TASK TO COMPLETE —
Copy every item below word for word, keeping each line and its numbers unchanged.

MATERIALS PROVIDED —
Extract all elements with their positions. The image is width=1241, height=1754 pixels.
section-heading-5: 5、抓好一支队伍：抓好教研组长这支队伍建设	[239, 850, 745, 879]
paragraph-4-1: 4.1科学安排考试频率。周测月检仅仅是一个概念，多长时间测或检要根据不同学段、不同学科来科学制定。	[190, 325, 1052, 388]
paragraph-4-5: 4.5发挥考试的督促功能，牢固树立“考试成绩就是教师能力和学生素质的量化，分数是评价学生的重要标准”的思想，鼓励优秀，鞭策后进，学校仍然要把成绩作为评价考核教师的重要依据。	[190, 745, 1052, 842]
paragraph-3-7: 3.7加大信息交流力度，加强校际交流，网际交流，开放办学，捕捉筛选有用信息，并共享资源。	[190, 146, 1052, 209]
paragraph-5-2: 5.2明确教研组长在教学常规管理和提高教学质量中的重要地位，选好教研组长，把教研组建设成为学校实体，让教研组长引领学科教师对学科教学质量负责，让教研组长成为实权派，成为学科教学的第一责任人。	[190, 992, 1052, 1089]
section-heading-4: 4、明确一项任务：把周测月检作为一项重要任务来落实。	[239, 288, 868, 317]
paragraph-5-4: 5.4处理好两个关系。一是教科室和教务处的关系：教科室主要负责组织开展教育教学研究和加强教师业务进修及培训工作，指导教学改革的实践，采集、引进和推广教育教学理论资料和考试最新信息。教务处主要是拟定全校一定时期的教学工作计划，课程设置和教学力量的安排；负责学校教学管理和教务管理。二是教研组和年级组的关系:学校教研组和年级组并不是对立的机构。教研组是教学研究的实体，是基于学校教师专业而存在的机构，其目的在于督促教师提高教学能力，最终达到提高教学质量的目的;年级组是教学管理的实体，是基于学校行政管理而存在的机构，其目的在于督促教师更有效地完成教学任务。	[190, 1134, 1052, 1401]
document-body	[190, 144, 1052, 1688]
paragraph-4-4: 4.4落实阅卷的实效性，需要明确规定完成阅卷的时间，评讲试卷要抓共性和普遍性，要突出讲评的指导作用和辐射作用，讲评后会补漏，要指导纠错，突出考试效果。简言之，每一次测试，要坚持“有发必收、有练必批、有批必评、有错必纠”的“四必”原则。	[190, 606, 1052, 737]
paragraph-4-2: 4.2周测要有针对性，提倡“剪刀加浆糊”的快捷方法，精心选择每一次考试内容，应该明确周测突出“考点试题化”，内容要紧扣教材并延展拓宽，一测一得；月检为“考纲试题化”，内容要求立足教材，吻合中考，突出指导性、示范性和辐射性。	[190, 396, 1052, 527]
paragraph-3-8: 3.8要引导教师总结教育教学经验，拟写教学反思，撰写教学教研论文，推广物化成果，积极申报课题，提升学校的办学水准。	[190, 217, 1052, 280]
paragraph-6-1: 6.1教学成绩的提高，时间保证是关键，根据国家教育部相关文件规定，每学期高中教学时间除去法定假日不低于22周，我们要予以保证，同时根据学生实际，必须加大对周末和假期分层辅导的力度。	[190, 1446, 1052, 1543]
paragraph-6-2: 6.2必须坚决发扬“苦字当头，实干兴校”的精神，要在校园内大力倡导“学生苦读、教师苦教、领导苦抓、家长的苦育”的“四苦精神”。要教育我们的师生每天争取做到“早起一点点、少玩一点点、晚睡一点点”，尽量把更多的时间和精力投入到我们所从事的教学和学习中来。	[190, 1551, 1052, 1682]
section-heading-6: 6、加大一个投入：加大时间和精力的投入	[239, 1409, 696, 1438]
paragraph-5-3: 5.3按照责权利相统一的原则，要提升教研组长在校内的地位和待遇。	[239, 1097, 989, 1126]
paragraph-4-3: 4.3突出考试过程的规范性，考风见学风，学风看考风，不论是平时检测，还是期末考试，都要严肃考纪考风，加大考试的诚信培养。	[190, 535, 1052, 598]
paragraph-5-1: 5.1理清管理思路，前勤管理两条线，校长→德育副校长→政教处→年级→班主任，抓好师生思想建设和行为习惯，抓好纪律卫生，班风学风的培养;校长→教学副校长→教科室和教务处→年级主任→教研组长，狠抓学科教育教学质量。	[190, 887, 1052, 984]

COMPLETE RESPONSE —
Extract all elements with their positions. The image is width=1241, height=1754 pixels.
section-heading-5: 5、抓好一支队伍：抓好教研组长这支队伍建设	[239, 850, 745, 879]
paragraph-4-1: 4.1科学安排考试频率。周测月检仅仅是一个概念，多长时间测或检要根据不同学段、不同学科来科学制定。	[190, 325, 1052, 388]
paragraph-4-5: 4.5发挥考试的督促功能，牢固树立“考试成绩就是教师能力和学生素质的量化，分数是评价学生的重要标准”的思想，鼓励优秀，鞭策后进，学校仍然要把成绩作为评价考核教师的重要依据。	[190, 745, 1052, 842]
paragraph-3-7: 3.7加大信息交流力度，加强校际交流，网际交流，开放办学，捕捉筛选有用信息，并共享资源。	[190, 146, 1052, 209]
paragraph-5-2: 5.2明确教研组长在教学常规管理和提高教学质量中的重要地位，选好教研组长，把教研组建设成为学校实体，让教研组长引领学科教师对学科教学质量负责，让教研组长成为实权派，成为学科教学的第一责任人。	[190, 992, 1052, 1089]
section-heading-4: 4、明确一项任务：把周测月检作为一项重要任务来落实。	[239, 288, 868, 317]
paragraph-5-4: 5.4处理好两个关系。一是教科室和教务处的关系：教科室主要负责组织开展教育教学研究和加强教师业务进修及培训工作，指导教学改革的实践，采集、引进和推广教育教学理论资料和考试最新信息。教务处主要是拟定全校一定时期的教学工作计划，课程设置和教学力量的安排；负责学校教学管理和教务管理。二是教研组和年级组的关系:学校教研组和年级组并不是对立的机构。教研组是教学研究的实体，是基于学校教师专业而存在的机构，其目的在于督促教师提高教学能力，最终达到提高教学质量的目的;年级组是教学管理的实体，是基于学校行政管理而存在的机构，其目的在于督促教师更有效地完成教学任务。	[190, 1134, 1052, 1401]
document-body	[190, 144, 1052, 1688]
paragraph-4-4: 4.4落实阅卷的实效性，需要明确规定完成阅卷的时间，评讲试卷要抓共性和普遍性，要突出讲评的指导作用和辐射作用，讲评后会补漏，要指导纠错，突出考试效果。简言之，每一次测试，要坚持“有发必收、有练必批、有批必评、有错必纠”的“四必”原则。	[190, 606, 1052, 737]
paragraph-4-2: 4.2周测要有针对性，提倡“剪刀加浆糊”的快捷方法，精心选择每一次考试内容，应该明确周测突出“考点试题化”，内容要紧扣教材并延展拓宽，一测一得；月检为“考纲试题化”，内容要求立足教材，吻合中考，突出指导性、示范性和辐射性。	[190, 396, 1052, 527]
paragraph-3-8: 3.8要引导教师总结教育教学经验，拟写教学反思，撰写教学教研论文，推广物化成果，积极申报课题，提升学校的办学水准。	[190, 217, 1052, 280]
paragraph-6-1: 6.1教学成绩的提高，时间保证是关键，根据国家教育部相关文件规定，每学期高中教学时间除去法定假日不低于22周，我们要予以保证，同时根据学生实际，必须加大对周末和假期分层辅导的力度。	[190, 1446, 1052, 1543]
paragraph-6-2: 6.2必须坚决发扬“苦字当头，实干兴校”的精神，要在校园内大力倡导“学生苦读、教师苦教、领导苦抓、家长的苦育”的“四苦精神”。要教育我们的师生每天争取做到“早起一点点、少玩一点点、晚睡一点点”，尽量把更多的时间和精力投入到我们所从事的教学和学习中来。	[190, 1551, 1052, 1682]
section-heading-6: 6、加大一个投入：加大时间和精力的投入	[239, 1409, 696, 1438]
paragraph-5-3: 5.3按照责权利相统一的原则，要提升教研组长在校内的地位和待遇。	[239, 1097, 989, 1126]
paragraph-4-3: 4.3突出考试过程的规范性，考风见学风，学风看考风，不论是平时检测，还是期末考试，都要严肃考纪考风，加大考试的诚信培养。	[190, 535, 1052, 598]
paragraph-5-1: 5.1理清管理思路，前勤管理两条线，校长→德育副校长→政教处→年级→班主任，抓好师生思想建设和行为习惯，抓好纪律卫生，班风学风的培养;校长→教学副校长→教科室和教务处→年级主任→教研组长，狠抓学科教育教学质量。	[190, 887, 1052, 984]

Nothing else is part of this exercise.